Work request:
Below are the records; copy each line in them that holds the word "tract".

_ _ _ _ _

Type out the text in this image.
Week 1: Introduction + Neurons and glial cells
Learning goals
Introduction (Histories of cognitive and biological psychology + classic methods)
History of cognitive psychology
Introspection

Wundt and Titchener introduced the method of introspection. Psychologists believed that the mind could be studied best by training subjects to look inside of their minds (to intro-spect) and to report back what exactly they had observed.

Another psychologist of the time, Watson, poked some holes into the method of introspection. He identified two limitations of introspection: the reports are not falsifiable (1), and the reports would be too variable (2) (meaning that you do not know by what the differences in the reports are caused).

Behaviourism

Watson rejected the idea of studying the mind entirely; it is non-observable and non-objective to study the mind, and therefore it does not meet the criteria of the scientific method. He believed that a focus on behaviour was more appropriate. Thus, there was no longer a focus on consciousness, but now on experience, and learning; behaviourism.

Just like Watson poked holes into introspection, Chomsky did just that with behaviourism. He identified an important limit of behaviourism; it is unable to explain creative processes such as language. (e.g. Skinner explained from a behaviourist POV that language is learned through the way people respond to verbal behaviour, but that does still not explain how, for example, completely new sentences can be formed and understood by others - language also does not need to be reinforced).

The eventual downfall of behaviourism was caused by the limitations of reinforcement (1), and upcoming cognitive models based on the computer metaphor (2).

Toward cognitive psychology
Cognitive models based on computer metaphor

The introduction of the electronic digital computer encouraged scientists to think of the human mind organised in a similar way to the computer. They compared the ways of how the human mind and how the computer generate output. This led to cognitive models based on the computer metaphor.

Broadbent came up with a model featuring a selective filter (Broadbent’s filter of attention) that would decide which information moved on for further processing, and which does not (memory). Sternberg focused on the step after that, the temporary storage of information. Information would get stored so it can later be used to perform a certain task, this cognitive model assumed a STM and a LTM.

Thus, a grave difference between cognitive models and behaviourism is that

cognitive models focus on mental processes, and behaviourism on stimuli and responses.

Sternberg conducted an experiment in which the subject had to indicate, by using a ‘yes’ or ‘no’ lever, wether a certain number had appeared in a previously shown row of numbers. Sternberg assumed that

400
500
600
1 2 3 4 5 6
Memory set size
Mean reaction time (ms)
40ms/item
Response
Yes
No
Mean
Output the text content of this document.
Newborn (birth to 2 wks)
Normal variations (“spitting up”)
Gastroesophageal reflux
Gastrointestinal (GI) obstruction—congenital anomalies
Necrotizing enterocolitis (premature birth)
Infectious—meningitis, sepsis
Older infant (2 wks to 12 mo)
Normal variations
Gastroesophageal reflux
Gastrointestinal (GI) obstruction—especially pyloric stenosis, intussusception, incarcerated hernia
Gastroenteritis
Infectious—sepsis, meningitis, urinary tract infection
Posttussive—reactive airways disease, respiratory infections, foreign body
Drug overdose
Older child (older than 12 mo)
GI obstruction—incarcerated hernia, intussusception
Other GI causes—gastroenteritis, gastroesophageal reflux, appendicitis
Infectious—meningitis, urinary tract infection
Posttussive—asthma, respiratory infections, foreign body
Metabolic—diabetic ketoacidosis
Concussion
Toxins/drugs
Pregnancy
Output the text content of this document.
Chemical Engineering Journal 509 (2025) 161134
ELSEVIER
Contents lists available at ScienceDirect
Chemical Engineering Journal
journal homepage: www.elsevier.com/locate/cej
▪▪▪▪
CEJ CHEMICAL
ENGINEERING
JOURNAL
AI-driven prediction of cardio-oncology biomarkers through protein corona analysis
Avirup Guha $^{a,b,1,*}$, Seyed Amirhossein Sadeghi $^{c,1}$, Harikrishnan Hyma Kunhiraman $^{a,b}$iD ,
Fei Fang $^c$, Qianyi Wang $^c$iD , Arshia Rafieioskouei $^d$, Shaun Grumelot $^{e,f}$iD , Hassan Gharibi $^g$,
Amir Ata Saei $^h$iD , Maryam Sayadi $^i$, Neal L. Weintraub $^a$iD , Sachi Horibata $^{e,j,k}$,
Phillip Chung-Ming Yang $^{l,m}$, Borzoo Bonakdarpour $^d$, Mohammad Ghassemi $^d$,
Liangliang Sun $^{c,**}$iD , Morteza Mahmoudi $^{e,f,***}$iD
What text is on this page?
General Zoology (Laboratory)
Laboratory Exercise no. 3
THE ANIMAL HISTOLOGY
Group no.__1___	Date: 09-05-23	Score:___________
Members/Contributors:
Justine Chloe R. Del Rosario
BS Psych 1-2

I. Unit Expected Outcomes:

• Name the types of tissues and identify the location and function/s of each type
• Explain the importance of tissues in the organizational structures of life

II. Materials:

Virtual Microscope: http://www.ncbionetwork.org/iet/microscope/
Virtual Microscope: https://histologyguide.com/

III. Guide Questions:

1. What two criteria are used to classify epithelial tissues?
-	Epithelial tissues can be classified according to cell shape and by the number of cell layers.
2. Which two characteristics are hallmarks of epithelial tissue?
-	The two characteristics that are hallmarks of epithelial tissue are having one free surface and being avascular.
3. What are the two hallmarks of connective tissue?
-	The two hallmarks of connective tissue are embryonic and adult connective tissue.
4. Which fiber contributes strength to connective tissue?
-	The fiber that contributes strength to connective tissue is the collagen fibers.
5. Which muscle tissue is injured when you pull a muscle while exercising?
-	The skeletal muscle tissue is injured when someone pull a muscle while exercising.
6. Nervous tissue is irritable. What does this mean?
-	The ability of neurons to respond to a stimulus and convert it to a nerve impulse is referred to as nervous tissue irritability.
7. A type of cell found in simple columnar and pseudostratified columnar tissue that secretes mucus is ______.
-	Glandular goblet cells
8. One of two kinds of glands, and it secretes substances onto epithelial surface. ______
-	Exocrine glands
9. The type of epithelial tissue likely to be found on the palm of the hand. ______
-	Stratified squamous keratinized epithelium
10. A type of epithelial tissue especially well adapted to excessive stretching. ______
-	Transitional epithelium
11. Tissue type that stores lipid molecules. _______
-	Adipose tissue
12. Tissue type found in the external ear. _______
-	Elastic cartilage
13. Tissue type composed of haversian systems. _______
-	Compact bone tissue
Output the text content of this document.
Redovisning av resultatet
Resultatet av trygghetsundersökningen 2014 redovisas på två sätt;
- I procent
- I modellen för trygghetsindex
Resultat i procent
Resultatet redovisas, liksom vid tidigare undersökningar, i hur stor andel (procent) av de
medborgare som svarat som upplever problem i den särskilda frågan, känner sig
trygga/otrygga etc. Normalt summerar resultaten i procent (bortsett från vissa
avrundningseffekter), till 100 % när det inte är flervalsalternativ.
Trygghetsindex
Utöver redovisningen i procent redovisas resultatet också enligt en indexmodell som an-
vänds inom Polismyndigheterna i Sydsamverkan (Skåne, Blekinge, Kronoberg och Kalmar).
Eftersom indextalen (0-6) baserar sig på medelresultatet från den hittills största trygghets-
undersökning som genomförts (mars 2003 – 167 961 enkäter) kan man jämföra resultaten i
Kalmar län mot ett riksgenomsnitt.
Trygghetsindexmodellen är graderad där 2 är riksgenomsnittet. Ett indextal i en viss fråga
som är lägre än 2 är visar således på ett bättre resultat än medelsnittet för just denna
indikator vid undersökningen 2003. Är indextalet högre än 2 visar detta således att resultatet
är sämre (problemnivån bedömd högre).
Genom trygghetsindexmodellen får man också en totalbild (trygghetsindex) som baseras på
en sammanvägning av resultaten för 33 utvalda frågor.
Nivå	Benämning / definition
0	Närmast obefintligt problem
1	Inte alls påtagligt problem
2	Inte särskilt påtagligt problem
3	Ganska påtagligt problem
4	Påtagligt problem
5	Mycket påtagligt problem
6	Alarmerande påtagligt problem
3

_ _ _ _ _

Completed task:
Infectious—sepsis, meningitis, urinary tract infection
Infectious—meningitis, urinary tract infection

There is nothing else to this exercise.